[PROVIDED TEXT]
It can be helpful to acknowledge the positive aspects of your friendship and the good times you have together so that your friend doesn’t believe you’re implying that the relationship is all bad; bringing up the things you like about your friendship can also serve as motivation to resolve the problem you’re discussing by reminding you both why the relationship is worth saving.
Another critical guideline for having a conversation about a problem in a friendship is to avoid making any accusatory statements, such as, “You always do all of the talking,” or, “You never listen to me.”
Not only are “always” and “never” no-no’s when it comes to conflict resolution, like we mentioned before, you’re also playing a dangerous game when you begin listing off all the things your friend does or doesn’t do.
Not only will this make them defensive, it will give them a reason to begin firing back with a list of things they think you do and don’t do, and this paves the way for a full-blown argument. An argument is not the goal of this conversation.
Using “I” statements (“I feel” and “I think”) helps you to make statements only about how you are feeling and what you are thinking instead of being accusatory toward your friend or making assumptions about what they are thinking and feeling– which will likely make them defensive and upset.
Instead of saying “You do this,” and “You do that,” say instead, “I feel ____________ when __________ happens.” This makes the same point in a less aggressive manner and without requiring you to call your friend out directly.
Having a conversation with your friend about the “listener trap” is one simple way to improve both the quality of your conversations and your friendship as a whole.
What if I can’t break out of “the listener trap”?
Again, one-sided relationships are not true friendships, and spending a lot of time with someone who is not a good friend to you isn’t healthy.
Unfortunately, some people are more of a lost cause, as you can’t change someone who isn’t willing to change. In these cases, we recommend starting to spend less time with that person and focus on other potential friends. Why build a relationship with someone if they don’t give anything back?
There’s always a chance that when the person starts to realize you’re becoming more distant, they will ask you if something is wrong. This will give you another opportunity to let them know how serious of a problem their unwillingness to share the conversation really is, and hopefully this will motivate them to make a change.
To be clear, we aren’t recommending that you play “hard to get” with your friend. Simply do what you feel is best, and realize that distancing yourself from the friendship doesn’t necessarily mean it’s a permanent break.
Some ways to distance yourself include:
- Gradually stop taking phone calls/responding to messages from that person
- Say “no” to invitations to hang out
- Begin spending the time that would’ve been spent with that person with other friends instead
- Don’t put yourself in situations where you are likely to encounter that person
Sometimes it can be easier and more convenient for everyone involved to simply tell the person that you don’t want to spend as much (or any) time with them anymore. I know from personal experience that this is a difficult and uncomfortable thing to do, but sometimes it is necessary to cut unhealthy relationships from your life. Your conversation may sound something like this:
“Ashley, I really care about you as a person, but this friendship isn’t healthy for me and I need to spend more time with my other friends instead.”
If you want to go into more detail, you can say:
“We had a conversation before about how it’s difficult for me to participate in our conversations, and that problem hasn’t improved since we last discussed it. Our friendship feels very one-sided and continuing to stay in a friendship like that is doing me more harm than good.”

[DATA ENTRIES]
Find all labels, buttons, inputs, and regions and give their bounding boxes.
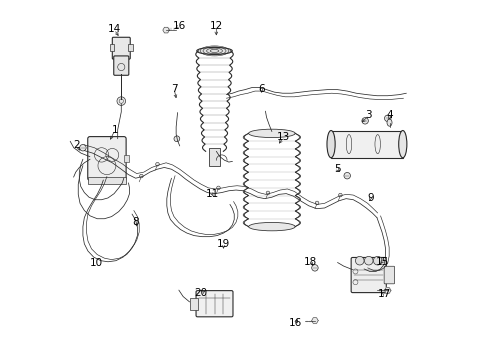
Circle shape [140,174,143,178]
Circle shape [339,193,342,197]
Bar [124,155,129,162]
Text: 20: 20 [195,288,208,298]
Ellipse shape [248,129,295,138]
Polygon shape [312,318,318,323]
Text: 6: 6 [258,84,265,94]
Circle shape [117,97,125,105]
Circle shape [266,191,270,195]
Bar [128,44,133,51]
FancyBboxPatch shape [351,257,386,293]
Text: 15: 15 [375,257,389,267]
Text: 16: 16 [173,21,186,31]
Text: 2: 2 [73,140,80,150]
Text: 7: 7 [171,84,177,94]
Text: 16: 16 [289,319,302,328]
Text: 17: 17 [377,289,391,299]
FancyBboxPatch shape [196,291,233,317]
Bar [209,148,221,166]
Text: 10: 10 [90,258,103,268]
Circle shape [315,201,319,205]
Text: 18: 18 [304,257,317,267]
Text: 1: 1 [112,125,119,135]
Circle shape [174,136,180,141]
FancyBboxPatch shape [88,136,126,180]
Text: 14: 14 [107,24,121,35]
Circle shape [217,186,221,190]
FancyBboxPatch shape [384,266,394,284]
Circle shape [80,144,86,151]
Ellipse shape [387,119,392,126]
FancyBboxPatch shape [112,37,130,59]
Circle shape [312,265,318,271]
Bar [88,177,126,184]
Polygon shape [163,27,170,33]
Ellipse shape [399,131,407,158]
Circle shape [373,256,382,265]
Polygon shape [385,288,391,293]
Bar [110,44,114,51]
Bar [331,131,403,158]
Text: 12: 12 [210,21,223,31]
Circle shape [365,256,373,265]
Bar [190,298,198,310]
Text: 4: 4 [387,111,393,121]
Text: 11: 11 [205,189,219,199]
Text: 13: 13 [277,132,291,142]
Text: 8: 8 [132,217,139,227]
Ellipse shape [248,222,295,231]
Circle shape [385,115,391,122]
Ellipse shape [327,131,335,158]
Text: 9: 9 [367,193,374,203]
Text: 5: 5 [334,164,341,174]
Circle shape [362,118,368,124]
Circle shape [344,172,350,179]
Circle shape [355,256,364,265]
Circle shape [156,162,159,166]
FancyBboxPatch shape [114,56,129,75]
Text: 19: 19 [217,239,230,249]
Ellipse shape [197,48,232,54]
Text: 3: 3 [366,111,372,121]
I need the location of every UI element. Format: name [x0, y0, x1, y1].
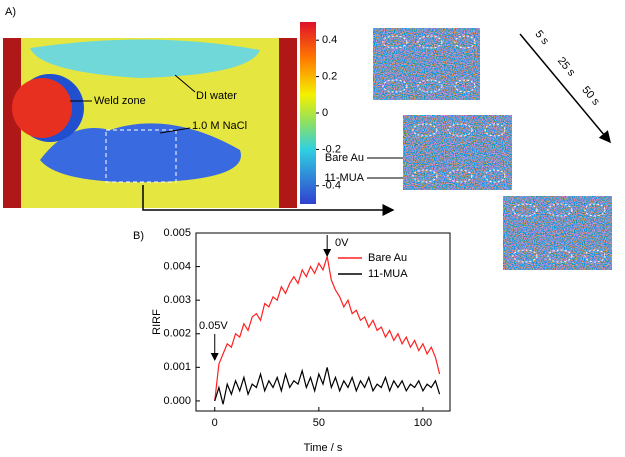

[TASK A] Please translate this sentence from the passage on one-sided friendships into Spanish: "An argument is not the goal of this conversation."
[TASK B] Write the next part of the passage on one-sided friendships, starting right after its final sentence.

[EXPECTED ANSWER A] Una discusión no es el objetivo de esta conversación.

[EXPECTED ANSWER B]
There is no need to be rude or disrespectful, but it’s also unnecessary to mince words or try and sugar-coat the issue.
“I am afraid that if I start talking about myself, these friends would find me whiny and stop being friends with me.”
Like we’ve discussed previously, this is why it’s so important to find mutual interests in your friendship and use these as the bulk of your conversation topics.
However, true friendships will provide you with the time and safe space you need to share about the details of your life, even if they aren’t things the other person is necessarily interested in. You simply have to make sure that this isn’t all (or even most) of what you talk about.
Genuine friends will care enough about you to listen to things about your life that aren’t particularly interesting to them; to put it differently, some things may only be interesting to your friends because they’re interesting to you and they care about you. As a good friend, you will do the same for your friends by listening to details about their hobbies and interests that may not also be your hobbies and interests.
This is true for any type of relationship, and I have an example.
My husband earned his Bachelor’s degree in chemical engineering. Physical sciences, particularly nuclear and chemical sciences, are a passion of his– and not at all a passion (or even a remote interest) of mine. Knowing this about me, does this mean that he never talks to me about nuclear and chemical sciences? Of course not! Because he knows I care about him and want to hear about his passions– for a certain amount of time, that is.
On the flip side, I am passionate about the human mind and how it functions, and this is not of special interest to my husband. Just like I listen to him talk about his passions, he listens to me talk about mine– again, for a certain amount of time.
Part of any healthy friendship or other type of relationship is learning how to balance your conversations between those that are mutually interesting and those that are specific to only one of you. It is this balance that will help you avoid sounding “whiny” when you talk about yourself.
In addition, when talking about yourself it’s important to tell your friends about it once and then be done talking about it for the remainder of the social event (unless they ask you more about it). Next time you see them, it’s fine to catch them up on anything else that’s happened related to the situation, but again, don’t turn it into something that you harp on the entire time.
David told me about a mindset that I like that simplifies the idea of mutual interests. He said: “I have the ambition to talk about what the other person also finds interesting.” It’s not about NEVER being allowed to talk about anything else, it’s simply about making mutual interests your primary focus.
For example, I have one friend I rarely talk psychology with (even if it’s a big part of my life), because I know he’s not interested in that. But I also know he’s very interested in nutrition and health, so I might bring that up in a conversation with him. We can talk about it for hours sometimes.
Then I have another friend who’s not really interested in nutrition, but he loves discussing philosophy and also deeper personal issues. So I talk more about that with him.
With another friend, I talk more about politics, traveling and gaming.
And so it goes. The point is that I rarely talk about something that ONLY interests me, like my daily affairs or a special interest I don’t share with that person. Instead, I find something that interests the BOTH of us. That way I can keep a balanced and rewarding conversation where we talk about as much.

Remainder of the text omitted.